§ Exercise directions
In the copy, include every entry exactly but none of the images.
(begin)
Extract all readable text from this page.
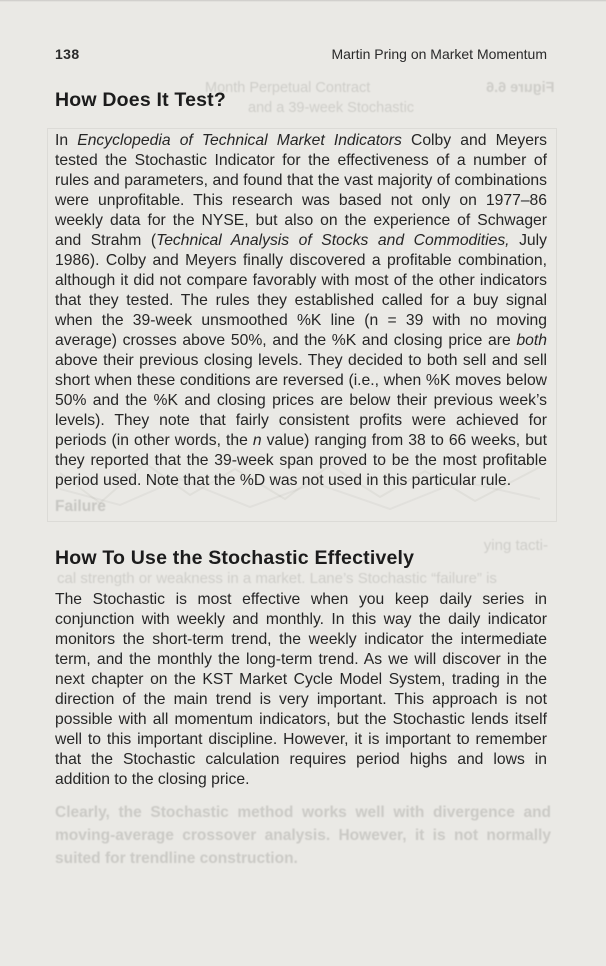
Month Perpetual Contract
and a 39-week Stochastic
Figure 6.6
Failure
ying tacti-
cal strength or weakness in a market. Lane’s Stochastic “failure” is
Clearly, the Stochastic method works well with divergence and moving-average crossover analysis. However, it is not normally suited for trendline construction.
138	Martin Pring on Market Momentum
How Does It Test?
In Encyclopedia of Technical Market Indicators Colby and Meyers tested the Stochastic Indicator for the effectiveness of a number of rules and parameters, and found that the vast majority of combinations were unprofitable. This research was based not only on 1977–86 weekly data for the NYSE, but also on the experience of Schwager and Strahm (Technical Analysis of Stocks and Commodities, July 1986). Colby and Meyers finally discovered a profitable combination, although it did not compare favorably with most of the other indicators that they tested. The rules they established called for a buy signal when the 39-week unsmoothed %K line (n = 39 with no moving average) crosses above 50%, and the %K and closing price are both above their previous closing levels. They decided to both sell and sell short when these conditions are reversed (i.e., when %K moves below 50% and the %K and closing prices are below their previous week’s levels). They note that fairly consistent profits were achieved for periods (in other words, the n value) ranging from 38 to 66 weeks, but they reported that the 39-week span proved to be the most profitable period used. Note that the %D was not used in this particular rule.
How To Use the Stochastic Effectively
The Stochastic is most effective when you keep daily series in conjunction with weekly and monthly. In this way the daily indicator monitors the short-term trend, the weekly indicator the intermediate term, and the monthly the long-term trend. As we will discover in the next chapter on the KST Market Cycle Model System, trading in the direction of the main trend is very important. This approach is not possible with all momentum indicators, but the Stochastic lends itself well to this important discipline. However, it is important to remember that the Stochastic calculation requires period highs and lows in addition to the closing price.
(end)
§ Response to this task
Extract all readable text from this page.
Month Perpetual Contract
and a 39-week Stochastic
Figure 6.6
Failure
ying tacti-
cal strength or weakness in a market. Lane’s Stochastic “failure” is
Clearly, the Stochastic method works well with divergence and moving-average crossover analysis. However, it is not normally suited for trendline construction.
138	Martin Pring on Market Momentum
How Does It Test?
In Encyclopedia of Technical Market Indicators Colby and Meyers tested the Stochastic Indicator for the effectiveness of a number of rules and parameters, and found that the vast majority of combinations were unprofitable. This research was based not only on 1977–86 weekly data for the NYSE, but also on the experience of Schwager and Strahm (Technical Analysis of Stocks and Commodities, July 1986). Colby and Meyers finally discovered a profitable combination, although it did not compare favorably with most of the other indicators that they tested. The rules they established called for a buy signal when the 39-week unsmoothed %K line (n = 39 with no moving average) crosses above 50%, and the %K and closing price are both above their previous closing levels. They decided to both sell and sell short when these conditions are reversed (i.e., when %K moves below 50% and the %K and closing prices are below their previous week’s levels). They note that fairly consistent profits were achieved for periods (in other words, the n value) ranging from 38 to 66 weeks, but they reported that the 39-week span proved to be the most profitable period used. Note that the %D was not used in this particular rule.
How To Use the Stochastic Effectively
The Stochastic is most effective when you keep daily series in conjunction with weekly and monthly. In this way the daily indicator monitors the short-term trend, the weekly indicator the intermediate term, and the monthly the long-term trend. As we will discover in the next chapter on the KST Market Cycle Model System, trading in the direction of the main trend is very important. This approach is not possible with all momentum indicators, but the Stochastic lends itself well to this important discipline. However, it is important to remember that the Stochastic calculation requires period highs and lows in addition to the closing price.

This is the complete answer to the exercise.